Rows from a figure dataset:
_ _ _ _ _

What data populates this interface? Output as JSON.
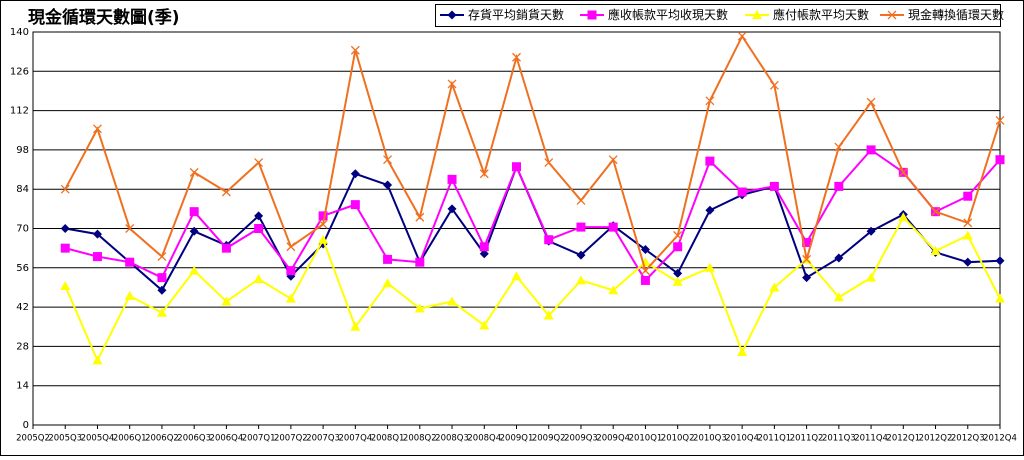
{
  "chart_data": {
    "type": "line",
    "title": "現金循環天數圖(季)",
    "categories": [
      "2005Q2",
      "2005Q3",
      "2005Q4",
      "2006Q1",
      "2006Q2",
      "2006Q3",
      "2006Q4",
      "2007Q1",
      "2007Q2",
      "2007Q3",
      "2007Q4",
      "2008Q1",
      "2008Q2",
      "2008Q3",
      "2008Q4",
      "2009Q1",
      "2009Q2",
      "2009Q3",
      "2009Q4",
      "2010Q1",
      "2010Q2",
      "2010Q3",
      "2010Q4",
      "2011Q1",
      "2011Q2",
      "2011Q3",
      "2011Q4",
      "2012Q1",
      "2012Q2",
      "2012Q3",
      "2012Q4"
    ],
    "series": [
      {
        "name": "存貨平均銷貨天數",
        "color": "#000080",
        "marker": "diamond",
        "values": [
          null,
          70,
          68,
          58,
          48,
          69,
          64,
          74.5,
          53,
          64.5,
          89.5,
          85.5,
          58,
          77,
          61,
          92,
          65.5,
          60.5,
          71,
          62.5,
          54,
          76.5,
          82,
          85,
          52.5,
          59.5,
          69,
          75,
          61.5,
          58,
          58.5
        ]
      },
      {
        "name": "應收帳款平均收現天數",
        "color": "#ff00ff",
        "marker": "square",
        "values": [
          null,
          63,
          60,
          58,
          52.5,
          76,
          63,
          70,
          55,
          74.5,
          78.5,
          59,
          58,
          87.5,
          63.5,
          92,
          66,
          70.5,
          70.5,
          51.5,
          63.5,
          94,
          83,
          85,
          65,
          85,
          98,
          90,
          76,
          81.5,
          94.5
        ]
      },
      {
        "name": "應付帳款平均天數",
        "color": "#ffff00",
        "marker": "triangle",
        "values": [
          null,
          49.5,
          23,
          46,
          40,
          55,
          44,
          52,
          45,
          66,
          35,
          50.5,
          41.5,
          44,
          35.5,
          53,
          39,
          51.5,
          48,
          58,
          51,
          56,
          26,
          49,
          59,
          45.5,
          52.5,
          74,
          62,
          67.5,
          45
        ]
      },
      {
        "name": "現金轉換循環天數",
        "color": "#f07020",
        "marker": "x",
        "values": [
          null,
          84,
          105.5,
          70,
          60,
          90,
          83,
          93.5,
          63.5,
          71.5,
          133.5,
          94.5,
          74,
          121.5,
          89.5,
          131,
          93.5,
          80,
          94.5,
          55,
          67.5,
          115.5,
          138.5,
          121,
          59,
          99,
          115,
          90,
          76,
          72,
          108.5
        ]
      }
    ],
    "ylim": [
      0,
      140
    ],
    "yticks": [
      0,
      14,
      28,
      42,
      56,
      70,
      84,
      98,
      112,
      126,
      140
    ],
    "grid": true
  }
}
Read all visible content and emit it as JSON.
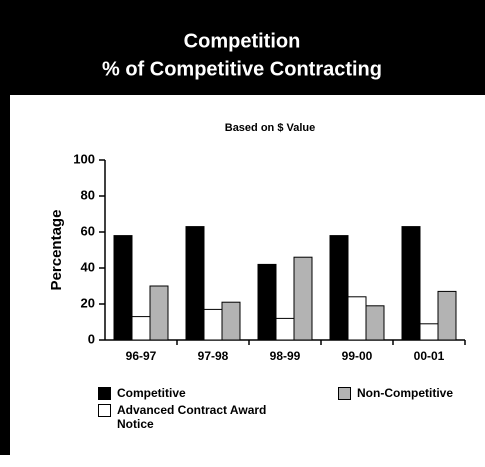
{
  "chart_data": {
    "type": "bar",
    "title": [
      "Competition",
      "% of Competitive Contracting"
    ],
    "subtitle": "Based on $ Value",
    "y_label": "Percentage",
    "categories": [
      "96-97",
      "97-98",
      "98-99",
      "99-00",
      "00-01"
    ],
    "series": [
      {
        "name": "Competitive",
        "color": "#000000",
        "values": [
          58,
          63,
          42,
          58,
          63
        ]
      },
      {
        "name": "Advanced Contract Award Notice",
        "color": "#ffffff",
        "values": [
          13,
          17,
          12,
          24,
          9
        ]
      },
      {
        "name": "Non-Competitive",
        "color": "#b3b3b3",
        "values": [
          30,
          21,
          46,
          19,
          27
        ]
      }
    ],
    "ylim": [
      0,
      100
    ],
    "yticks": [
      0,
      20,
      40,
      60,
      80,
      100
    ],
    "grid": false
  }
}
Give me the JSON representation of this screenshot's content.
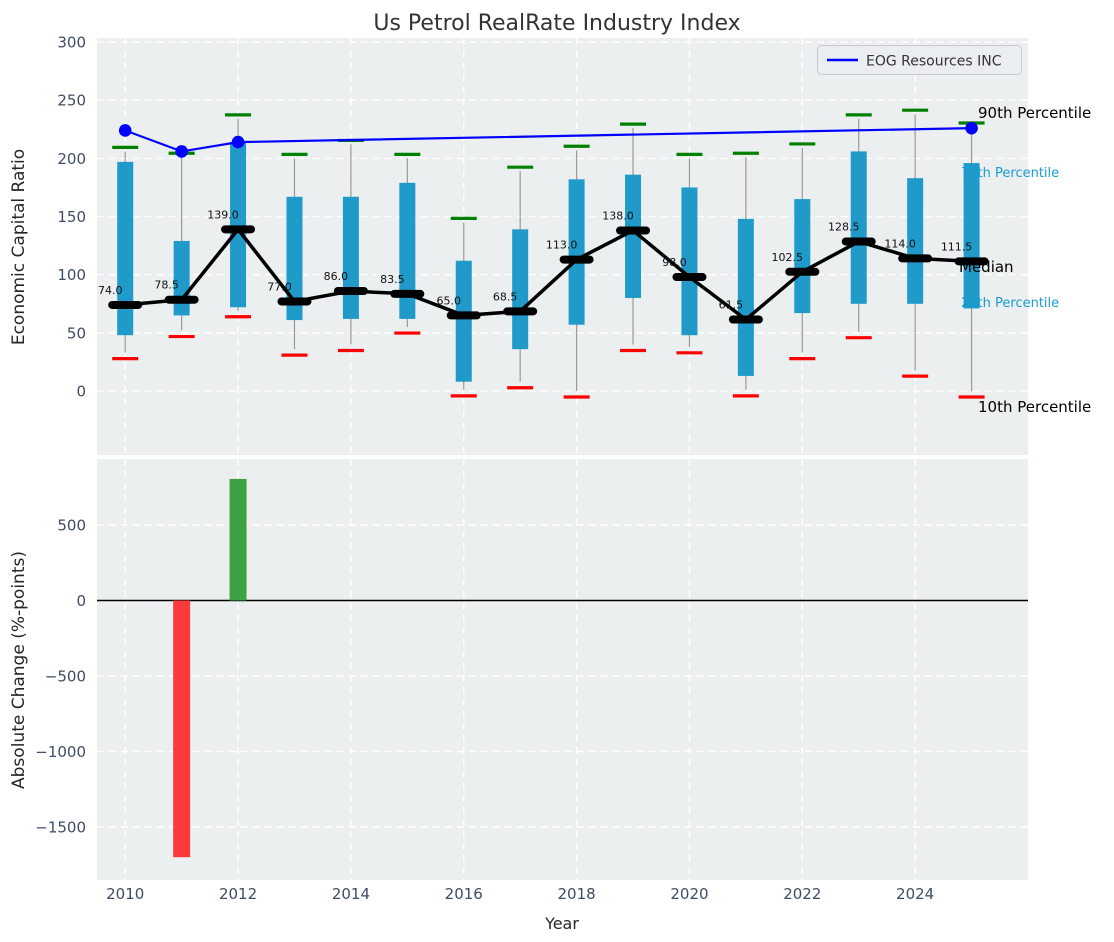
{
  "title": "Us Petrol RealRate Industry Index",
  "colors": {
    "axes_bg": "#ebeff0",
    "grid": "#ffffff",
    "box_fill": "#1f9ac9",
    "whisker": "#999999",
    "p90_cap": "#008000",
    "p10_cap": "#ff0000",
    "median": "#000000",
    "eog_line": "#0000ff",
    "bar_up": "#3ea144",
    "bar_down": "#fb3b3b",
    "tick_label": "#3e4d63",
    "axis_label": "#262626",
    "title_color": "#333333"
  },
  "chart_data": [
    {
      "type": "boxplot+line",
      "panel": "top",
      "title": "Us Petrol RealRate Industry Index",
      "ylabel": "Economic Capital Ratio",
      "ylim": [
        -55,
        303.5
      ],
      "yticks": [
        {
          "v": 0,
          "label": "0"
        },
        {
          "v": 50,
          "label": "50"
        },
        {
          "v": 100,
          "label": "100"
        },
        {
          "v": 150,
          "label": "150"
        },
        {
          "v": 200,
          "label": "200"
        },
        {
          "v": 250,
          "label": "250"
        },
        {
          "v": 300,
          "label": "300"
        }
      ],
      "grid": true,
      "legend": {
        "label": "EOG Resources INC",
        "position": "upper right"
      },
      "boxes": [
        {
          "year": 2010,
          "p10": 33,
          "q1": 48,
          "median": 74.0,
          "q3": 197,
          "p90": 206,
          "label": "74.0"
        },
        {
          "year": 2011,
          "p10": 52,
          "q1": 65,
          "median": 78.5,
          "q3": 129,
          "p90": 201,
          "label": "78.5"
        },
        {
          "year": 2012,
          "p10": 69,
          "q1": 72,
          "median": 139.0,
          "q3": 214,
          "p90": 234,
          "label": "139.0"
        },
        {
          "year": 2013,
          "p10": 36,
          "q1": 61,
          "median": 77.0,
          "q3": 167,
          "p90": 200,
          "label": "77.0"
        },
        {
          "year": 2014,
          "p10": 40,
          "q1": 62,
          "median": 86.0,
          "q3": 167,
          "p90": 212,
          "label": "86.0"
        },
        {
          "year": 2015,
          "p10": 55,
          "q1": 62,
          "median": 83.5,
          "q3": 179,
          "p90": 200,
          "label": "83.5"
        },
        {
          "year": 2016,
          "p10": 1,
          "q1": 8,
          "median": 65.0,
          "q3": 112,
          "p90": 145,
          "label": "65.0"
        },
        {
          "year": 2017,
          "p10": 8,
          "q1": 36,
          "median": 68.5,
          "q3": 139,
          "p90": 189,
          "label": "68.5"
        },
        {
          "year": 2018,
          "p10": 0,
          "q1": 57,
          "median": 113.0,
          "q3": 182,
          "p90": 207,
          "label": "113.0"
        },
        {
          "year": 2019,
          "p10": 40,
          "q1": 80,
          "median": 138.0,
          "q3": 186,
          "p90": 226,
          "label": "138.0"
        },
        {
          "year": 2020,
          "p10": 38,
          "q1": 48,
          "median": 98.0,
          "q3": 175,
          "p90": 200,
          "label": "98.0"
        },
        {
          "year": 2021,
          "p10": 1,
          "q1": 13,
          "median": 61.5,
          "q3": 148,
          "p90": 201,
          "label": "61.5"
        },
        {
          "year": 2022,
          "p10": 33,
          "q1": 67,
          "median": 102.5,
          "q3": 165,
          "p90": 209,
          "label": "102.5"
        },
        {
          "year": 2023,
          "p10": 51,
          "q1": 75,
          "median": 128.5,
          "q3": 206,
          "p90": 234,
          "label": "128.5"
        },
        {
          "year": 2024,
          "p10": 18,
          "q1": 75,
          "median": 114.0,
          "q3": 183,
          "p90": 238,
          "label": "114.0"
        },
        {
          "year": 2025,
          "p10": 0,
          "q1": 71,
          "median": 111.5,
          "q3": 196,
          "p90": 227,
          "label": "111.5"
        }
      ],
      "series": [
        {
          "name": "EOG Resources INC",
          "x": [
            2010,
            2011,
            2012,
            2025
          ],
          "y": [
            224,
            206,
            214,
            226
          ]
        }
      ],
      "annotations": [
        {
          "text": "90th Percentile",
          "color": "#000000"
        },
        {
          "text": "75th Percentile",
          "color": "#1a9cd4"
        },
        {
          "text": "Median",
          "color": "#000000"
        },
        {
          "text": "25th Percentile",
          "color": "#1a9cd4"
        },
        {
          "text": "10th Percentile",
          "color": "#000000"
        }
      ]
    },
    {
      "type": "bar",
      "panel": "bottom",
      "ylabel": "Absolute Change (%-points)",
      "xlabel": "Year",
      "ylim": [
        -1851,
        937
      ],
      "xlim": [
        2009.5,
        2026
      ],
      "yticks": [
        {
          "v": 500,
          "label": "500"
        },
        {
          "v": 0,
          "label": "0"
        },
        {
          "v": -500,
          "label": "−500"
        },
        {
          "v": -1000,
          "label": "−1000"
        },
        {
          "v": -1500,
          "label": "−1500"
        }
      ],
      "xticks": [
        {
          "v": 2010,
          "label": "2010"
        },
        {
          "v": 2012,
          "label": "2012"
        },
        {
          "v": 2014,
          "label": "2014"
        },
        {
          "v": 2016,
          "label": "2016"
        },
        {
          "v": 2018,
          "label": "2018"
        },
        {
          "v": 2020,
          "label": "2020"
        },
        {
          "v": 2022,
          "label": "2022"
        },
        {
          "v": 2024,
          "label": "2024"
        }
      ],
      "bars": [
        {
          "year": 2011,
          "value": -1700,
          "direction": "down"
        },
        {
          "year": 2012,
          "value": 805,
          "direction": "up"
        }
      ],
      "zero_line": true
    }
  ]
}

_ _ _ _ _

> [TASK DETAILS] Copy out each line of the records that holds the string "name".

> [RESULT]
        "name": "存貨平均銷貨天數",
        "name": "應收帳款平均收現天數",
        "name": "應付帳款平均天數",
        "name": "現金轉換循環天數",
        "name": "Competitive",
        "name": "Advanced Contract Award Notice",
        "name": "Non-Competitive",
          "name": "EOG Resources INC",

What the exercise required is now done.